* [TASK TO COMPLETE]: Look through the lines below and state how many hold the word "erhielt". Write only the number.

* [STORED RECORDS]:
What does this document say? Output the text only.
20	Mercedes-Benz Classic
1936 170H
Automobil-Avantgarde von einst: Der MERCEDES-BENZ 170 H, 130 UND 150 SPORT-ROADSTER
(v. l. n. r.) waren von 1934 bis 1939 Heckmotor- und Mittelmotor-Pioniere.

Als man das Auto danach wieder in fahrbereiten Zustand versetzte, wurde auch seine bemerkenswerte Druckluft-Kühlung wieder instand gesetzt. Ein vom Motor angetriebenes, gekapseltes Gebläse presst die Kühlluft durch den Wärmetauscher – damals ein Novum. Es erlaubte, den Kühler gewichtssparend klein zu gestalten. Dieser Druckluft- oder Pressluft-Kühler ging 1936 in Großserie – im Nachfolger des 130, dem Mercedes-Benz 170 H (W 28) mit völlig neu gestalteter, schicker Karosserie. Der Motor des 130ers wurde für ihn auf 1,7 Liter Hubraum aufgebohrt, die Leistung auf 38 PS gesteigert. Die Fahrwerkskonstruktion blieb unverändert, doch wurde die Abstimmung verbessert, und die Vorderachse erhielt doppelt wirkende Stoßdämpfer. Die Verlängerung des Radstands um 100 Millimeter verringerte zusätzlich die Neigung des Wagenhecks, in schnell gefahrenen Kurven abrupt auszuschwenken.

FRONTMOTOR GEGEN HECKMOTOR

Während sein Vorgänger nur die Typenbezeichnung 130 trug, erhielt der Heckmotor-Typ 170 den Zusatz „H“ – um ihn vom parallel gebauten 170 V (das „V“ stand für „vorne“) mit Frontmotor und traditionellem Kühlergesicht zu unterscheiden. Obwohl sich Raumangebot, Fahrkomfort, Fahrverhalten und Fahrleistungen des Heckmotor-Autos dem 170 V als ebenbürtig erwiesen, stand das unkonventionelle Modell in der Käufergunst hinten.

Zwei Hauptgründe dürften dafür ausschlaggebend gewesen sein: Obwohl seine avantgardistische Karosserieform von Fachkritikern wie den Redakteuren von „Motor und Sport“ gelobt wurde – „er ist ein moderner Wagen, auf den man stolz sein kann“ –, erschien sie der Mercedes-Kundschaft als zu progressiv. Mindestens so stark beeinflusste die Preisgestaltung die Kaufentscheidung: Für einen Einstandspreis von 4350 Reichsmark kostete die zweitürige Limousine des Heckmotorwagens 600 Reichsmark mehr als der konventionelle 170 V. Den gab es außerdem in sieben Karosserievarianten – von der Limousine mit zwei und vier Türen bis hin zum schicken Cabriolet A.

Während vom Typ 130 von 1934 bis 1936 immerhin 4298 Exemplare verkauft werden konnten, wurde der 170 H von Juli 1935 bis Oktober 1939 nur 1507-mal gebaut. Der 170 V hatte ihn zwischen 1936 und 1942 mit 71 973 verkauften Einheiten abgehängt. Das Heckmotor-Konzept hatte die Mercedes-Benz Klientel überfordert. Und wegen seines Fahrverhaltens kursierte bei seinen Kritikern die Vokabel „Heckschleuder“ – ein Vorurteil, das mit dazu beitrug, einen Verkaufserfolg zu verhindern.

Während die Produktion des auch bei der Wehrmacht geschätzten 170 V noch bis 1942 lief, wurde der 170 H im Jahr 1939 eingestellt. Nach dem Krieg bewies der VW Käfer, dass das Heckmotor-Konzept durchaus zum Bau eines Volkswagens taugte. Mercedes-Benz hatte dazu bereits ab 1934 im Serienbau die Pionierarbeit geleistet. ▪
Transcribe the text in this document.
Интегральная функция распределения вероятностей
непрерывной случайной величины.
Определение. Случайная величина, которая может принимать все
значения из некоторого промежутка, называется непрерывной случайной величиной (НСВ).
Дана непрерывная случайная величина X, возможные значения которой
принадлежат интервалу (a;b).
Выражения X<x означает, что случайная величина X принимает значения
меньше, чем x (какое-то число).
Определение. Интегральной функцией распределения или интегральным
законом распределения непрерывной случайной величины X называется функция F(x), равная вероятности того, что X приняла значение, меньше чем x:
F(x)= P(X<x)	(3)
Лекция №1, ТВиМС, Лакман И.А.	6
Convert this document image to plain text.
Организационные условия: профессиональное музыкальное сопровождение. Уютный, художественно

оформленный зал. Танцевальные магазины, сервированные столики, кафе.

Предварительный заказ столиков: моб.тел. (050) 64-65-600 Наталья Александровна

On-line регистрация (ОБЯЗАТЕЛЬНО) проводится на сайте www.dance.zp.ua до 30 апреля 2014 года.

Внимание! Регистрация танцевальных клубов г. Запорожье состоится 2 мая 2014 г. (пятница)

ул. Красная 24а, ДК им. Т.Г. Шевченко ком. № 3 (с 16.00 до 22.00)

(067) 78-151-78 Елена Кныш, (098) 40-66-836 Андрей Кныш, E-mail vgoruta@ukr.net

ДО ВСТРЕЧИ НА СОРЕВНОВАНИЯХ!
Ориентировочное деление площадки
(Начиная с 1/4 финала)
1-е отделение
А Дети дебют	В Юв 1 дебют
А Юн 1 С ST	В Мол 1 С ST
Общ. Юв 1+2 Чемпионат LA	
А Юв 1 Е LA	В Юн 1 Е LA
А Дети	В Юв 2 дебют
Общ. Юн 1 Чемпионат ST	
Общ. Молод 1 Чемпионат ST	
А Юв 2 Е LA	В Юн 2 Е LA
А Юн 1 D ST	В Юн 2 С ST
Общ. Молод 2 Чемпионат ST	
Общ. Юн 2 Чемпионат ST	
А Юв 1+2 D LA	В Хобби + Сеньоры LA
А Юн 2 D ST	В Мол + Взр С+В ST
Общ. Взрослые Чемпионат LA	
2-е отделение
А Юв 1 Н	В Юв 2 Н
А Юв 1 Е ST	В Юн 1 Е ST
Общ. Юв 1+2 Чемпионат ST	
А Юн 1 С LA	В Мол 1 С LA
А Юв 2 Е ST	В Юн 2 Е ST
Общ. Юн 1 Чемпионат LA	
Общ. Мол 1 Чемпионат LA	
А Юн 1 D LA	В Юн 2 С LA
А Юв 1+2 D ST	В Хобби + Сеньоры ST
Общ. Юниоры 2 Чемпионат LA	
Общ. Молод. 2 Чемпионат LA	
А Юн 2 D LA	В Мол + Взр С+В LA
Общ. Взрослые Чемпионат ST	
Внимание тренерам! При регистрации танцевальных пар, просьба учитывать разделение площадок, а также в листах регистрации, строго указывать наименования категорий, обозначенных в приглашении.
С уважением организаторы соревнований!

* [RESULT OF THE EXERCISE]: 2